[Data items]

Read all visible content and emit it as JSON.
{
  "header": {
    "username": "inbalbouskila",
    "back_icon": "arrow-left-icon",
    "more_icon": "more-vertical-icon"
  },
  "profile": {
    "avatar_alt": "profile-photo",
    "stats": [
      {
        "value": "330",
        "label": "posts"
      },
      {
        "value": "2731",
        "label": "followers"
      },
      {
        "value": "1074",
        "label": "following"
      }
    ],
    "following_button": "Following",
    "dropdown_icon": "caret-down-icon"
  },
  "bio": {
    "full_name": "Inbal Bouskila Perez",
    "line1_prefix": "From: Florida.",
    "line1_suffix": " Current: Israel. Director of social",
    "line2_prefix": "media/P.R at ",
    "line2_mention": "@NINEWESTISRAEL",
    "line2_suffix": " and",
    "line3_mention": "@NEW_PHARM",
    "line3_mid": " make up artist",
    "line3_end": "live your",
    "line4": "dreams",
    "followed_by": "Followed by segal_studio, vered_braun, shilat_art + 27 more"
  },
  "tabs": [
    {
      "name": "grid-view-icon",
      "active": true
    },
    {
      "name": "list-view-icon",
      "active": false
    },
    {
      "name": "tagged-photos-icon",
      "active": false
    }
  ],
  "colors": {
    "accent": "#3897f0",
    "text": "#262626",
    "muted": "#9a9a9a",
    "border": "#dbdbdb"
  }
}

** What to work on **
Every line of the data above should be copied exactly.

** Solution to the exercise **
Read all visible content and emit it as JSON.
{
  "header": {
    "username": "inbalbouskila",
    "back_icon": "arrow-left-icon",
    "more_icon": "more-vertical-icon"
  },
  "profile": {
    "avatar_alt": "profile-photo",
    "stats": [
      {
        "value": "330",
        "label": "posts"
      },
      {
        "value": "2731",
        "label": "followers"
      },
      {
        "value": "1074",
        "label": "following"
      }
    ],
    "following_button": "Following",
    "dropdown_icon": "caret-down-icon"
  },
  "bio": {
    "full_name": "Inbal Bouskila Perez",
    "line1_prefix": "From: Florida.",
    "line1_suffix": " Current: Israel. Director of social",
    "line2_prefix": "media/P.R at ",
    "line2_mention": "@NINEWESTISRAEL",
    "line2_suffix": " and",
    "line3_mention": "@NEW_PHARM",
    "line3_mid": " make up artist",
    "line3_end": "live your",
    "line4": "dreams",
    "followed_by": "Followed by segal_studio, vered_braun, shilat_art + 27 more"
  },
  "tabs": [
    {
      "name": "grid-view-icon",
      "active": true
    },
    {
      "name": "list-view-icon",
      "active": false
    },
    {
      "name": "tagged-photos-icon",
      "active": false
    }
  ],
  "colors": {
    "accent": "#3897f0",
    "text": "#262626",
    "muted": "#9a9a9a",
    "border": "#dbdbdb"
  }
}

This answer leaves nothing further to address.